Find the lines with the string "момент" and return them.

[Collected data entries]

━━━━━━━━

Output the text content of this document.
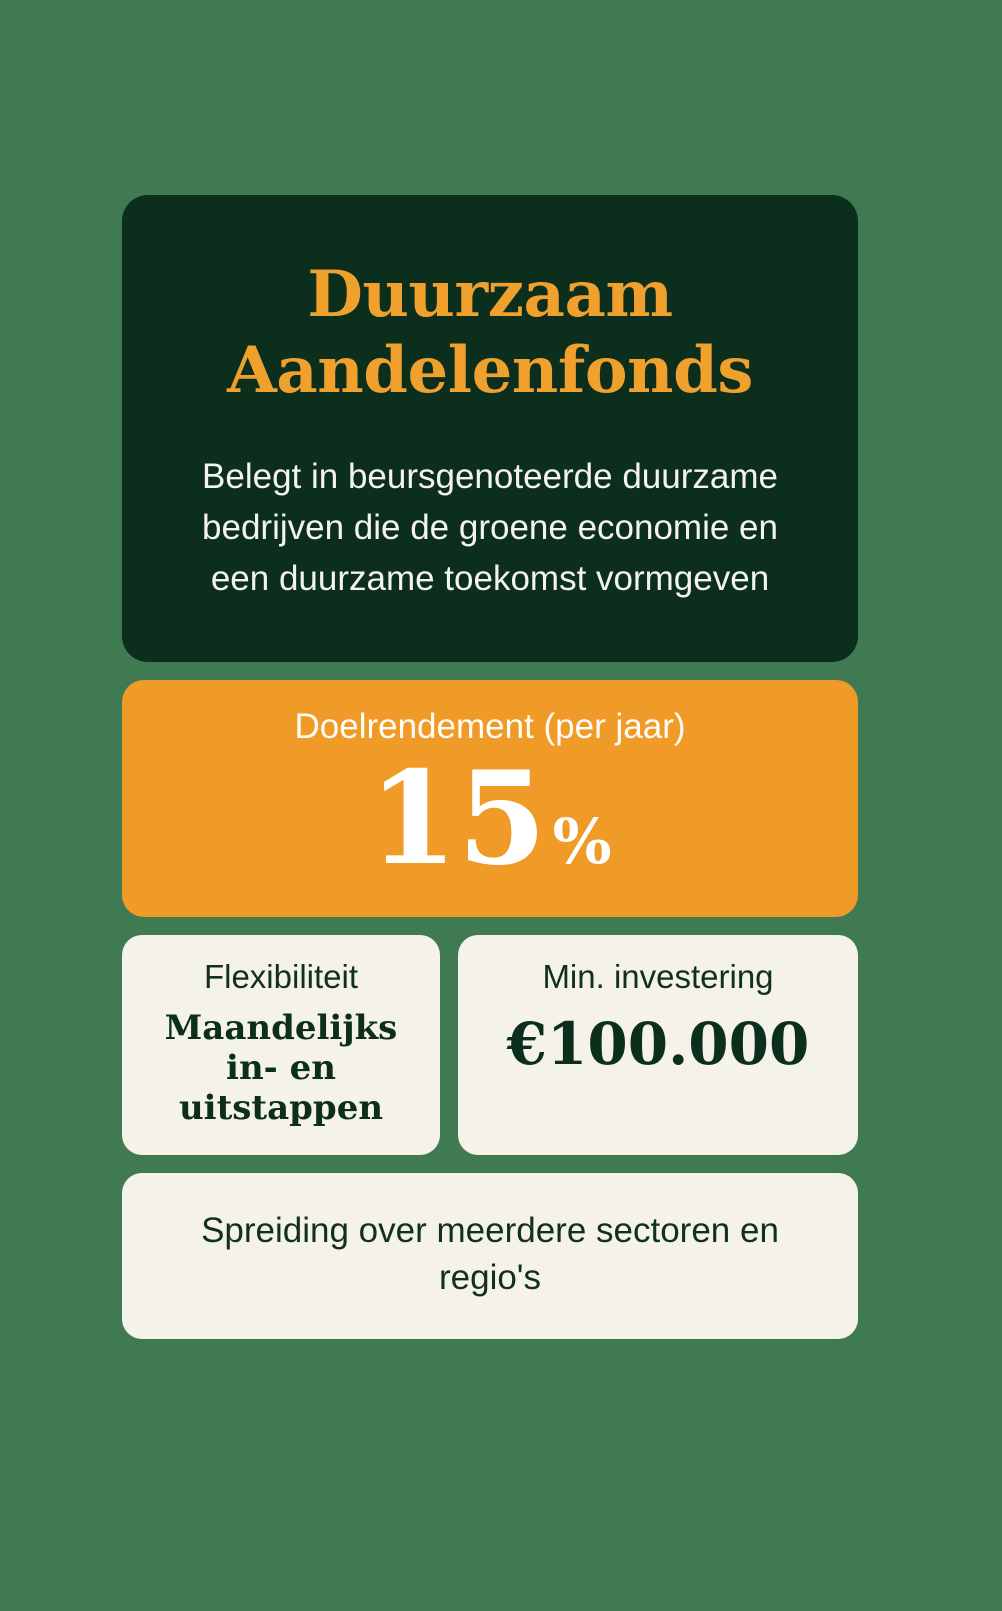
Duurzaam
Aandelenfonds

Belegt in beursgenoteerde duurzame bedrijven die de groene economie en een duurzame toekomst vormgeven

Doelrendement (per jaar)

15 %

Flexibiliteit

Maandelijks in- en uitstappen

Min. investering

€100.000

Spreiding over meerdere sectoren en regio's
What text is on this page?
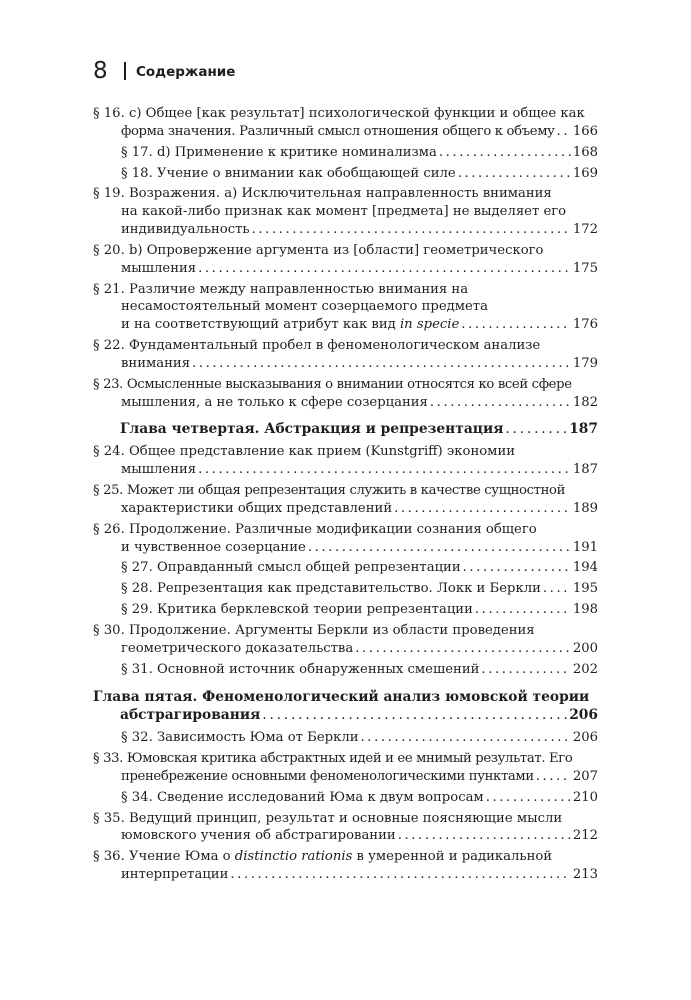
8 Содержание
§ 16. c) Общее [как результат] психологической функции и общее как
форма значения. Различный смысл отношения общего к объему . . . 166
§ 17. d) Применение к критике номинализма . . .	168
§ 18. Учение о внимании как обобщающей силе . . .	169
§ 19. Возражения. a) Исключительная направленность внимания
на какой-либо признак как момент [предмета] не выделяет его
индивидуальность . . .	172
§ 20. b) Опровержение аргумента из [области] геометрического
мышления . . .	175
§ 21. Различие между направленностью внимания на
несамостоятельный момент созерцаемого предмета
и на соответствующий атрибут как вид in specie . . .	176
§ 22. Фундаментальный пробел в феноменологическом анализе
внимания . . .	179
§ 23. Осмысленные высказывания о внимании относятся ко всей сфере
мышления, а не только к сфере созерцания . . .	182
Глава четвертая. Абстракция и репрезентация . . .	187
§ 24. Общее представление как прием (Kunstgriff) экономии
мышления . . .	187
§ 25. Может ли общая репрезентация служить в качестве сущностной
характеристики общих представлений . . .	189
§ 26. Продолжение. Различные модификации сознания общего
и чувственное созерцание . . .	191
§ 27. Оправданный смысл общей репрезентации . . .	194
§ 28. Репрезентация как представительство. Локк и Беркли . . . 195
§ 29. Критика берклевской теории репрезентации . . .	198
§ 30. Продолжение. Аргументы Беркли из области проведения
геометрического доказательства . . .	200
§ 31. Основной источник обнаруженных смешений . . .	202
Глава пятая. Феноменологический анализ юмовской теории
абстрагирования . . .	206
§ 32. Зависимость Юма от Беркли . . .	206
§ 33. Юмовская критика абстрактных идей и ее мнимый результат. Его
пренебрежение основными феноменологическими пунктами . . .	207
§ 34. Сведение исследований Юма к двум вопросам . . .	210
§ 35. Ведущий принцип, результат и основные поясняющие мысли
юмовского учения об абстрагировании . . .	212
§ 36. Учение Юма о distinctio rationis в умеренной и радикальной
интерпретации . . .	213
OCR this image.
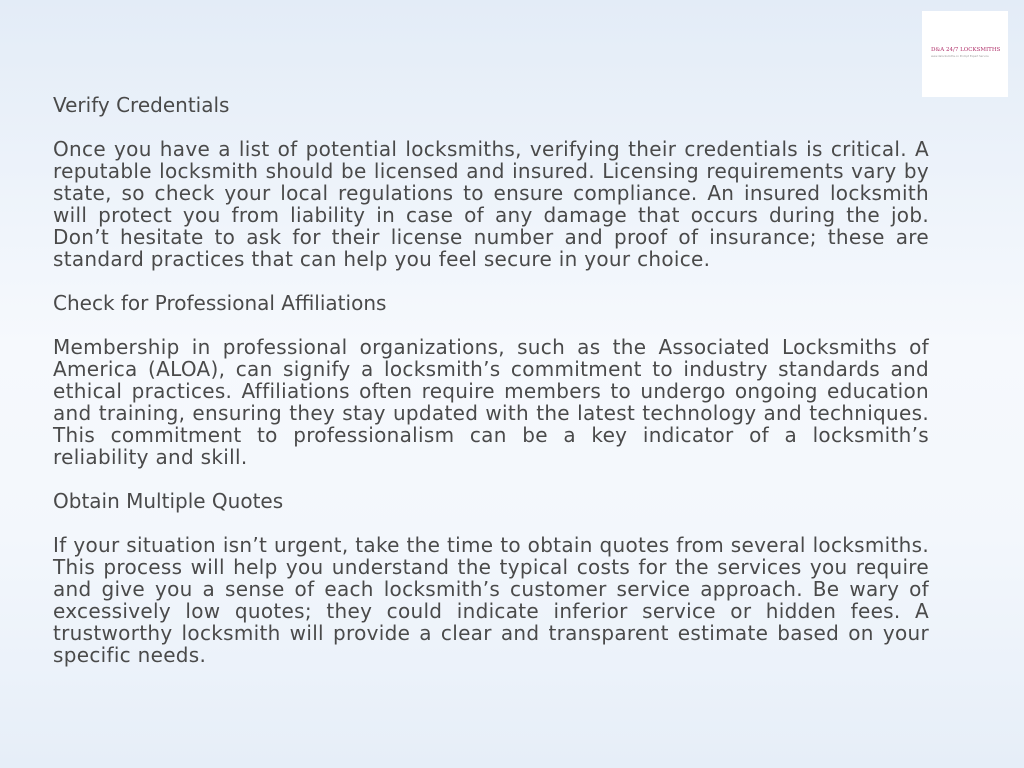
D&A 24/7 LOCKSMITHS
www.dalocksmiths.co Prompt Expert Service
Verify Credentials
Once you have a list of potential locksmiths, verifying their credentials is critical. A reputable locksmith should be licensed and insured. Licensing requirements vary by state, so check your local regulations to ensure compliance. An insured locksmith will protect you from liability in case of any damage that occurs during the job. Don’t hesitate to ask for their license number and proof of insurance; these are standard practices that can help you feel secure in your choice.
Check for Professional Affiliations
Membership in professional organizations, such as the Associated Locksmiths of America (ALOA), can signify a locksmith’s commitment to industry standards and ethical practices. Affiliations often require members to undergo ongoing education and training, ensuring they stay updated with the latest technology and techniques. This commitment to professionalism can be a key indicator of a locksmith’s reliability and skill.
Obtain Multiple Quotes
If your situation isn’t urgent, take the time to obtain quotes from several locksmiths. This process will help you understand the typical costs for the services you require and give you a sense of each locksmith’s customer service approach. Be wary of excessively low quotes; they could indicate inferior service or hidden fees. A trustworthy locksmith will provide a clear and transparent estimate based on your specific needs.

━━━━━━━━

- FINISHED ANSWER -
на какой-либо признак как момент [предмета] не выделяет его
несамостоятельный момент созерцаемого предмета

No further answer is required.